### Data

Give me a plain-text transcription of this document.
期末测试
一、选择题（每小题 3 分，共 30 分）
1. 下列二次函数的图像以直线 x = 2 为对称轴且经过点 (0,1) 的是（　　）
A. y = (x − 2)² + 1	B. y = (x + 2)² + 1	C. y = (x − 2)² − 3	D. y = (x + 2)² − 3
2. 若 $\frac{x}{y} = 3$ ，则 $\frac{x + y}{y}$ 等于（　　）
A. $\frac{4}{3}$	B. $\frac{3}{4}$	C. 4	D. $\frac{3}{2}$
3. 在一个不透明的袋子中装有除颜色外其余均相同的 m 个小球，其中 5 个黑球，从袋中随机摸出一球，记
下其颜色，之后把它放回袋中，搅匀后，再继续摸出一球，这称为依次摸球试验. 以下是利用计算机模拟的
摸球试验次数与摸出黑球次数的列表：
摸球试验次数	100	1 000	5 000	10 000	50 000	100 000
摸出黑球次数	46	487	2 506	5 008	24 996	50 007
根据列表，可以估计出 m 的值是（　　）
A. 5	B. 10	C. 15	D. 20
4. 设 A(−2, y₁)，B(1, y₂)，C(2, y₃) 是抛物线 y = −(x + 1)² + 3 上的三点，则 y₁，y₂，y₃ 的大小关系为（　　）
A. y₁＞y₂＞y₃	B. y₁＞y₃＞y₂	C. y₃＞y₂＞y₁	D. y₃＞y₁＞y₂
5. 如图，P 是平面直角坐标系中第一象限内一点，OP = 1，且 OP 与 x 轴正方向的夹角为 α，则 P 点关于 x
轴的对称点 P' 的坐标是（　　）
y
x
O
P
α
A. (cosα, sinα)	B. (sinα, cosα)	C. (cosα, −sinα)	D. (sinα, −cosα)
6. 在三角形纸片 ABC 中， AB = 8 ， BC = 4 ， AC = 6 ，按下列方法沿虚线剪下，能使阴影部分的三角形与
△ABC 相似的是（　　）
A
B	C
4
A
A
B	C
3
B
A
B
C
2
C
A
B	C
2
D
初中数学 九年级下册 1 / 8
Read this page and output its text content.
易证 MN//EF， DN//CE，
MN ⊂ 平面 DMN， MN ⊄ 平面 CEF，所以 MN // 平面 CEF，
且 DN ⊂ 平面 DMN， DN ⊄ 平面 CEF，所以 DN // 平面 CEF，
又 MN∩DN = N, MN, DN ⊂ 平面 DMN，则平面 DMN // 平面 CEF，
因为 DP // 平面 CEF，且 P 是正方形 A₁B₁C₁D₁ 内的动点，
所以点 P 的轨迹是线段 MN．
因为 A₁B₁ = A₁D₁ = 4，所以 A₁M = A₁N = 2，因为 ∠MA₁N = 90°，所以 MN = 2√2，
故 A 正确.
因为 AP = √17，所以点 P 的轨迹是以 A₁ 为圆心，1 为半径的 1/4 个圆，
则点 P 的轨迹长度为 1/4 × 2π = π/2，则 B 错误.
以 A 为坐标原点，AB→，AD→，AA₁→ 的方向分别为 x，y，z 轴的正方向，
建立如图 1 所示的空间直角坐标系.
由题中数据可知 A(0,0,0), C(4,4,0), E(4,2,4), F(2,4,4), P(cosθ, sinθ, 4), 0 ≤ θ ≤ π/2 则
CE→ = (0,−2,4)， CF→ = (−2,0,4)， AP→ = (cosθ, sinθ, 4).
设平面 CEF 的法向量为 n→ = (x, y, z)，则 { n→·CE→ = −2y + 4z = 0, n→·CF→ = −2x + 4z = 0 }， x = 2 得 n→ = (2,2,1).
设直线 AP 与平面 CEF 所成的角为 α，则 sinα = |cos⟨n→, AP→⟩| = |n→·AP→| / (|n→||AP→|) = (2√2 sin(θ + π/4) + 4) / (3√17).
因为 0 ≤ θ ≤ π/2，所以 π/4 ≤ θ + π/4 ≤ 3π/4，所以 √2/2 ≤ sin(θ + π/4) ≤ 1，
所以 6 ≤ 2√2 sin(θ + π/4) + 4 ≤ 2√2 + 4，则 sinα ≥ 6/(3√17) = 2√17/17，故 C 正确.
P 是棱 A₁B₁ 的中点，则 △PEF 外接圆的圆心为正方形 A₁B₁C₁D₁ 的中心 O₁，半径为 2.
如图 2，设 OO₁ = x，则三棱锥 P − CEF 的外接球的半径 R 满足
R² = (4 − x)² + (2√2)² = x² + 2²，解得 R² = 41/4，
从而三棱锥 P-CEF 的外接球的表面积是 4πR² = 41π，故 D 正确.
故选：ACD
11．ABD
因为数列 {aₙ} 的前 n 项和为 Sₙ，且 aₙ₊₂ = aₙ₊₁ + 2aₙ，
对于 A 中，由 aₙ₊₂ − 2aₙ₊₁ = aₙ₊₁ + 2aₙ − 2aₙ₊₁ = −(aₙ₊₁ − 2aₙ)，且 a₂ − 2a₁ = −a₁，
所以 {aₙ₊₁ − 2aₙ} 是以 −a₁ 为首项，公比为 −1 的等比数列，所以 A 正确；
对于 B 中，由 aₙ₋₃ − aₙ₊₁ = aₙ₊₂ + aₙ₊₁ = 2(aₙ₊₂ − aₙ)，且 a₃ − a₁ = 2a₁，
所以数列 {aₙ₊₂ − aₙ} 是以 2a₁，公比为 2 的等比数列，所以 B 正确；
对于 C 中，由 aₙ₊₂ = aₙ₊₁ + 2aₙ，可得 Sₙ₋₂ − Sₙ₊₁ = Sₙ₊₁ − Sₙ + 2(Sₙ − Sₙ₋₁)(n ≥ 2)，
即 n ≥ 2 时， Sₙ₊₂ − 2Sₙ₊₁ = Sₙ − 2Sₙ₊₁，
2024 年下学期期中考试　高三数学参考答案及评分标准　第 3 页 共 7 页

### Your objective
Copy out all of the lines above exactly.

### Reply
Give me a plain-text transcription of this document.
期末测试
一、选择题（每小题 3 分，共 30 分）
1. 下列二次函数的图像以直线 x = 2 为对称轴且经过点 (0,1) 的是（　　）
A. y = (x − 2)² + 1	B. y = (x + 2)² + 1	C. y = (x − 2)² − 3	D. y = (x + 2)² − 3
2. 若 $\frac{x}{y} = 3$ ，则 $\frac{x + y}{y}$ 等于（　　）
A. $\frac{4}{3}$	B. $\frac{3}{4}$	C. 4	D. $\frac{3}{2}$
3. 在一个不透明的袋子中装有除颜色外其余均相同的 m 个小球，其中 5 个黑球，从袋中随机摸出一球，记
下其颜色，之后把它放回袋中，搅匀后，再继续摸出一球，这称为依次摸球试验. 以下是利用计算机模拟的
摸球试验次数与摸出黑球次数的列表：
摸球试验次数	100	1 000	5 000	10 000	50 000	100 000
摸出黑球次数	46	487	2 506	5 008	24 996	50 007
根据列表，可以估计出 m 的值是（　　）
A. 5	B. 10	C. 15	D. 20
4. 设 A(−2, y₁)，B(1, y₂)，C(2, y₃) 是抛物线 y = −(x + 1)² + 3 上的三点，则 y₁，y₂，y₃ 的大小关系为（　　）
A. y₁＞y₂＞y₃	B. y₁＞y₃＞y₂	C. y₃＞y₂＞y₁	D. y₃＞y₁＞y₂
5. 如图，P 是平面直角坐标系中第一象限内一点，OP = 1，且 OP 与 x 轴正方向的夹角为 α，则 P 点关于 x
轴的对称点 P' 的坐标是（　　）
y
x
O
P
α
A. (cosα, sinα)	B. (sinα, cosα)	C. (cosα, −sinα)	D. (sinα, −cosα)
6. 在三角形纸片 ABC 中， AB = 8 ， BC = 4 ， AC = 6 ，按下列方法沿虚线剪下，能使阴影部分的三角形与
△ABC 相似的是（　　）
A
B	C
4
A
A
B	C
3
B
A
B
C
2
C
A
B	C
2
D
初中数学 九年级下册 1 / 8
Read this page and output its text content.
易证 MN//EF， DN//CE，
MN ⊂ 平面 DMN， MN ⊄ 平面 CEF，所以 MN // 平面 CEF，
且 DN ⊂ 平面 DMN， DN ⊄ 平面 CEF，所以 DN // 平面 CEF，
又 MN∩DN = N, MN, DN ⊂ 平面 DMN，则平面 DMN // 平面 CEF，
因为 DP // 平面 CEF，且 P 是正方形 A₁B₁C₁D₁ 内的动点，
所以点 P 的轨迹是线段 MN．
因为 A₁B₁ = A₁D₁ = 4，所以 A₁M = A₁N = 2，因为 ∠MA₁N = 90°，所以 MN = 2√2，
故 A 正确.
因为 AP = √17，所以点 P 的轨迹是以 A₁ 为圆心，1 为半径的 1/4 个圆，
则点 P 的轨迹长度为 1/4 × 2π = π/2，则 B 错误.
以 A 为坐标原点，AB→，AD→，AA₁→ 的方向分别为 x，y，z 轴的正方向，
建立如图 1 所示的空间直角坐标系.
由题中数据可知 A(0,0,0), C(4,4,0), E(4,2,4), F(2,4,4), P(cosθ, sinθ, 4), 0 ≤ θ ≤ π/2 则
CE→ = (0,−2,4)， CF→ = (−2,0,4)， AP→ = (cosθ, sinθ, 4).
设平面 CEF 的法向量为 n→ = (x, y, z)，则 { n→·CE→ = −2y + 4z = 0, n→·CF→ = −2x + 4z = 0 }， x = 2 得 n→ = (2,2,1).
设直线 AP 与平面 CEF 所成的角为 α，则 sinα = |cos⟨n→, AP→⟩| = |n→·AP→| / (|n→||AP→|) = (2√2 sin(θ + π/4) + 4) / (3√17).
因为 0 ≤ θ ≤ π/2，所以 π/4 ≤ θ + π/4 ≤ 3π/4，所以 √2/2 ≤ sin(θ + π/4) ≤ 1，
所以 6 ≤ 2√2 sin(θ + π/4) + 4 ≤ 2√2 + 4，则 sinα ≥ 6/(3√17) = 2√17/17，故 C 正确.
P 是棱 A₁B₁ 的中点，则 △PEF 外接圆的圆心为正方形 A₁B₁C₁D₁ 的中心 O₁，半径为 2.
如图 2，设 OO₁ = x，则三棱锥 P − CEF 的外接球的半径 R 满足
R² = (4 − x)² + (2√2)² = x² + 2²，解得 R² = 41/4，
从而三棱锥 P-CEF 的外接球的表面积是 4πR² = 41π，故 D 正确.
故选：ACD
11．ABD
因为数列 {aₙ} 的前 n 项和为 Sₙ，且 aₙ₊₂ = aₙ₊₁ + 2aₙ，
对于 A 中，由 aₙ₊₂ − 2aₙ₊₁ = aₙ₊₁ + 2aₙ − 2aₙ₊₁ = −(aₙ₊₁ − 2aₙ)，且 a₂ − 2a₁ = −a₁，
所以 {aₙ₊₁ − 2aₙ} 是以 −a₁ 为首项，公比为 −1 的等比数列，所以 A 正确；
对于 B 中，由 aₙ₋₃ − aₙ₊₁ = aₙ₊₂ + aₙ₊₁ = 2(aₙ₊₂ − aₙ)，且 a₃ − a₁ = 2a₁，
所以数列 {aₙ₊₂ − aₙ} 是以 2a₁，公比为 2 的等比数列，所以 B 正确；
对于 C 中，由 aₙ₊₂ = aₙ₊₁ + 2aₙ，可得 Sₙ₋₂ − Sₙ₊₁ = Sₙ₊₁ − Sₙ + 2(Sₙ − Sₙ₋₁)(n ≥ 2)，
即 n ≥ 2 时， Sₙ₊₂ − 2Sₙ₊₁ = Sₙ − 2Sₙ₊₁，
2024 年下学期期中考试　高三数学参考答案及评分标准　第 3 页 共 7 页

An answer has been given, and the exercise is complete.